### EXERCISE DIRECTIONS
Write out every entry exactly as given, but omit the pictures.

==== LISTING ====

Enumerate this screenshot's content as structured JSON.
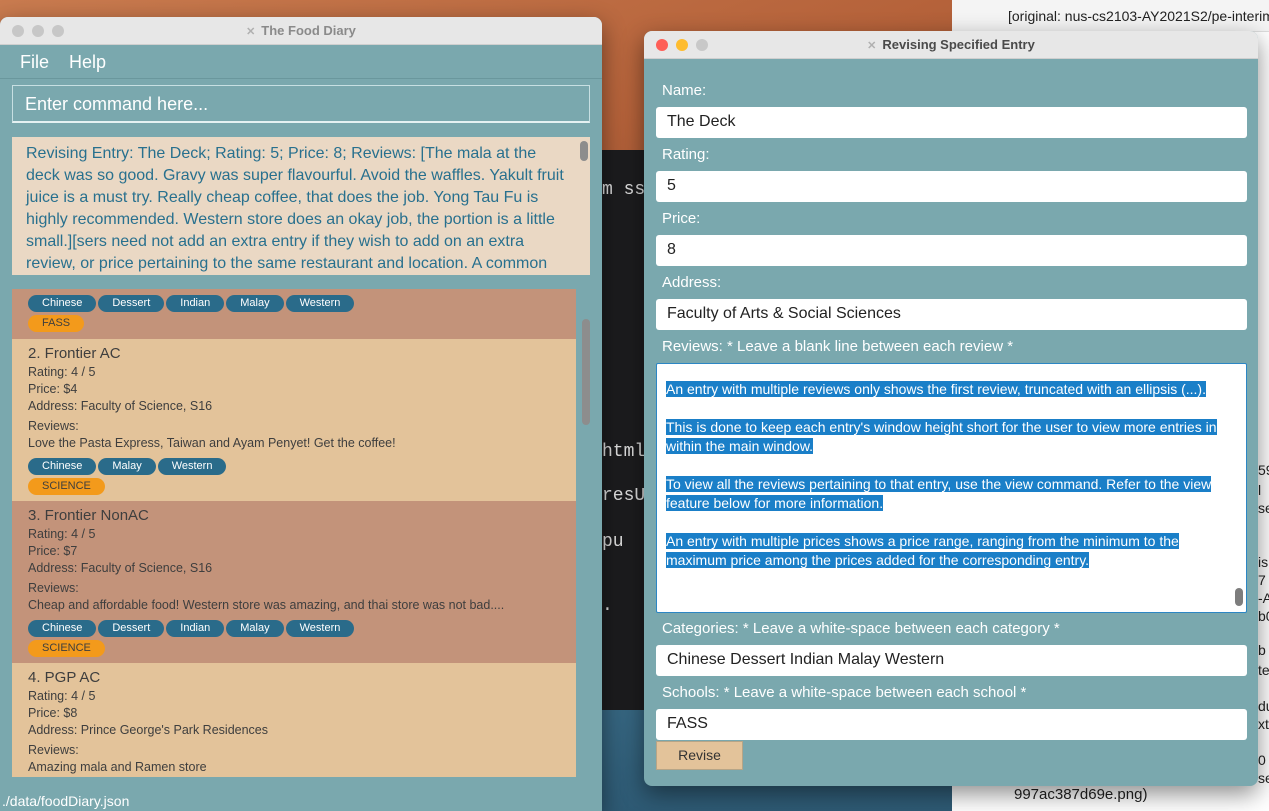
{
  "desktop": {
    "terminal_lines": [
      "m ss",
      "html",
      "resU",
      "pu ",
      "."
    ],
    "right_window": {
      "top_text": "[original: nus-cs2103-AY2021S2/pe-interim",
      "bottom_text": "997ac387d69e.png)",
      "fragments": [
        "59",
        "l",
        "se",
        "is",
        "7",
        "-A",
        "b0",
        "b",
        "te",
        "du",
        "xt",
        "0",
        "se"
      ]
    }
  },
  "main_window": {
    "title": "The Food Diary",
    "menu": [
      "File",
      "Help"
    ],
    "command_placeholder": "Enter command here...",
    "result_text": "Revising Entry: The Deck; Rating: 5; Price: 8; Reviews: [The mala at the deck was so good. Gravy was super flavourful. Avoid the waffles.  Yakult fruit juice is a must try. Really cheap coffee, that does the job. Yong Tau Fu is highly recommended. Western store does an okay job, the portion is a little small.][sers need not add an extra entry if they wish to add on an extra review, or price pertaining to the same restaurant and location. A common",
    "entries": [
      {
        "tags": [
          "Chinese",
          "Dessert",
          "Indian",
          "Malay",
          "Western"
        ],
        "school": "FASS"
      },
      {
        "name": "2.  Frontier AC",
        "rating": "Rating: 4 / 5",
        "price": "Price: $4",
        "address": "Address: Faculty of Science, S16",
        "reviews_label": "Reviews:",
        "review": "Love the Pasta Express, Taiwan and Ayam Penyet! Get the coffee!",
        "tags": [
          "Chinese",
          "Malay",
          "Western"
        ],
        "school": "SCIENCE"
      },
      {
        "name": "3.  Frontier NonAC",
        "rating": "Rating: 4 / 5",
        "price": "Price: $7",
        "address": "Address: Faculty of Science, S16",
        "reviews_label": "Reviews:",
        "review": "Cheap and affordable food! Western store was amazing, and thai store was not bad....",
        "tags": [
          "Chinese",
          "Dessert",
          "Indian",
          "Malay",
          "Western"
        ],
        "school": "SCIENCE"
      },
      {
        "name": "4.  PGP AC",
        "rating": "Rating: 4 / 5",
        "price": "Price: $8",
        "address": "Address: Prince George's Park Residences",
        "reviews_label": "Reviews:",
        "review": "Amazing mala and Ramen store"
      }
    ],
    "status": "./data/foodDiary.json"
  },
  "revise_window": {
    "title": "Revising Specified Entry",
    "name_label": "Name:",
    "name_value": "The Deck",
    "rating_label": "Rating:",
    "rating_value": "5",
    "price_label": "Price:",
    "price_value": "8",
    "address_label": "Address:",
    "address_value": "Faculty of Arts & Social Sciences",
    "reviews_label": "Reviews:   * Leave a blank line between each review *",
    "reviews": [
      "An entry with multiple reviews only shows the first review, truncated with an ellipsis (...).",
      "This is done to keep each entry's window height short for the user to view more entries in within the main window.",
      "To view all the reviews pertaining to that entry, use the view command. Refer to the view feature below for more information.",
      "An entry with multiple prices shows a price range, ranging from the minimum to the maximum price among the prices added for the corresponding entry."
    ],
    "categories_label": "Categories:    * Leave a white-space between each category *",
    "categories_value": "Chinese Dessert Indian Malay Western",
    "schools_label": "Schools:   * Leave a white-space between each school *",
    "schools_value": "FASS",
    "revise_button": "Revise"
  },
  "colors": {
    "window_bg": "#7aa8ae",
    "card_odd": "#c3937a",
    "card_even": "#e3c39a",
    "tag_blue": "#2a6b8a",
    "tag_orange": "#f39a1b",
    "selection": "#1a7fc8"
  }
}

====

### SOLUTION BELOW
Enumerate this screenshot's content as structured JSON.
{
  "desktop": {
    "terminal_lines": [
      "m ss",
      "html",
      "resU",
      "pu ",
      "."
    ],
    "right_window": {
      "top_text": "[original: nus-cs2103-AY2021S2/pe-interim",
      "bottom_text": "997ac387d69e.png)",
      "fragments": [
        "59",
        "l",
        "se",
        "is",
        "7",
        "-A",
        "b0",
        "b",
        "te",
        "du",
        "xt",
        "0",
        "se"
      ]
    }
  },
  "main_window": {
    "title": "The Food Diary",
    "menu": [
      "File",
      "Help"
    ],
    "command_placeholder": "Enter command here...",
    "result_text": "Revising Entry: The Deck; Rating: 5; Price: 8; Reviews: [The mala at the deck was so good. Gravy was super flavourful. Avoid the waffles.  Yakult fruit juice is a must try. Really cheap coffee, that does the job. Yong Tau Fu is highly recommended. Western store does an okay job, the portion is a little small.][sers need not add an extra entry if they wish to add on an extra review, or price pertaining to the same restaurant and location. A common",
    "entries": [
      {
        "tags": [
          "Chinese",
          "Dessert",
          "Indian",
          "Malay",
          "Western"
        ],
        "school": "FASS"
      },
      {
        "name": "2.  Frontier AC",
        "rating": "Rating: 4 / 5",
        "price": "Price: $4",
        "address": "Address: Faculty of Science, S16",
        "reviews_label": "Reviews:",
        "review": "Love the Pasta Express, Taiwan and Ayam Penyet! Get the coffee!",
        "tags": [
          "Chinese",
          "Malay",
          "Western"
        ],
        "school": "SCIENCE"
      },
      {
        "name": "3.  Frontier NonAC",
        "rating": "Rating: 4 / 5",
        "price": "Price: $7",
        "address": "Address: Faculty of Science, S16",
        "reviews_label": "Reviews:",
        "review": "Cheap and affordable food! Western store was amazing, and thai store was not bad....",
        "tags": [
          "Chinese",
          "Dessert",
          "Indian",
          "Malay",
          "Western"
        ],
        "school": "SCIENCE"
      },
      {
        "name": "4.  PGP AC",
        "rating": "Rating: 4 / 5",
        "price": "Price: $8",
        "address": "Address: Prince George's Park Residences",
        "reviews_label": "Reviews:",
        "review": "Amazing mala and Ramen store"
      }
    ],
    "status": "./data/foodDiary.json"
  },
  "revise_window": {
    "title": "Revising Specified Entry",
    "name_label": "Name:",
    "name_value": "The Deck",
    "rating_label": "Rating:",
    "rating_value": "5",
    "price_label": "Price:",
    "price_value": "8",
    "address_label": "Address:",
    "address_value": "Faculty of Arts & Social Sciences",
    "reviews_label": "Reviews:   * Leave a blank line between each review *",
    "reviews": [
      "An entry with multiple reviews only shows the first review, truncated with an ellipsis (...).",
      "This is done to keep each entry's window height short for the user to view more entries in within the main window.",
      "To view all the reviews pertaining to that entry, use the view command. Refer to the view feature below for more information.",
      "An entry with multiple prices shows a price range, ranging from the minimum to the maximum price among the prices added for the corresponding entry."
    ],
    "categories_label": "Categories:    * Leave a white-space between each category *",
    "categories_value": "Chinese Dessert Indian Malay Western",
    "schools_label": "Schools:   * Leave a white-space between each school *",
    "schools_value": "FASS",
    "revise_button": "Revise"
  },
  "colors": {
    "window_bg": "#7aa8ae",
    "card_odd": "#c3937a",
    "card_even": "#e3c39a",
    "tag_blue": "#2a6b8a",
    "tag_orange": "#f39a1b",
    "selection": "#1a7fc8"
  }
}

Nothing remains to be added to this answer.